Saved entries

-- -- --

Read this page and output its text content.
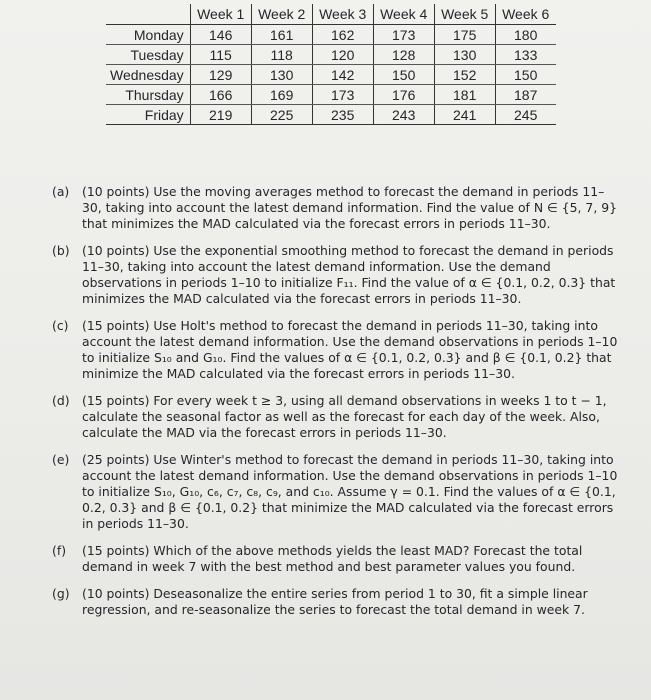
	Week 1	Week 2	Week 3	Week 4	Week 5	Week 6
Monday	146	161	162	173	175	180
Tuesday	115	118	120	128	130	133
Wednesday	129	130	142	150	152	150
Thursday	166	169	173	176	181	187
Friday	219	225	235	243	241	245
(a)	(10 points) Use the moving averages method to forecast the demand in periods 11–30, taking into account the latest demand information. Find the value of N ∈ {5, 7, 9} that minimizes the MAD calculated via the forecast errors in periods 11–30.
(b)	(10 points) Use the exponential smoothing method to forecast the demand in periods 11–30, taking into account the latest demand information. Use the demand observations in periods 1–10 to initialize F₁₁. Find the value of α ∈ {0.1, 0.2, 0.3} that minimizes the MAD calculated via the forecast errors in periods 11–30.
(c)	(15 points) Use Holt's method to forecast the demand in periods 11–30, taking into account the latest demand information. Use the demand observations in periods 1–10 to initialize S₁₀ and G₁₀. Find the values of α ∈ {0.1, 0.2, 0.3} and β ∈ {0.1, 0.2} that minimize the MAD calculated via the forecast errors in periods 11–30.
(d)	(15 points) For every week t ≥ 3, using all demand observations in weeks 1 to t − 1, calculate the seasonal factor as well as the forecast for each day of the week. Also, calculate the MAD via the forecast errors in periods 11–30.
(e)	(25 points) Use Winter's method to forecast the demand in periods 11–30, taking into account the latest demand information. Use the demand observations in periods 1–10 to initialize S₁₀, G₁₀, c₆, c₇, c₈, c₉, and c₁₀. Assume γ = 0.1. Find the values of α ∈ {0.1, 0.2, 0.3} and β ∈ {0.1, 0.2} that minimize the MAD calculated via the forecast errors in periods 11–30.
(f)	(15 points) Which of the above methods yields the least MAD? Forecast the total demand in week 7 with the best method and best parameter values you found.
(g)	(10 points) Deseasonalize the entire series from period 1 to 30, fit a simple linear regression, and re-seasonalize the series to forecast the total demand in week 7.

-- -- --

- REQUIREMENT:
Gather every line containing the word "minimizes" and copy it.

- THE ANSWER:
(a)	(10 points) Use the moving averages method to forecast the demand in periods 11–30, taking into account the latest demand information. Find the value of N ∈ {5, 7, 9} that minimizes the MAD calculated via the forecast errors in periods 11–30.
(b)	(10 points) Use the exponential smoothing method to forecast the demand in periods 11–30, taking into account the latest demand information. Use the demand observations in periods 1–10 to initialize F₁₁. Find the value of α ∈ {0.1, 0.2, 0.3} that minimizes the MAD calculated via the forecast errors in periods 11–30.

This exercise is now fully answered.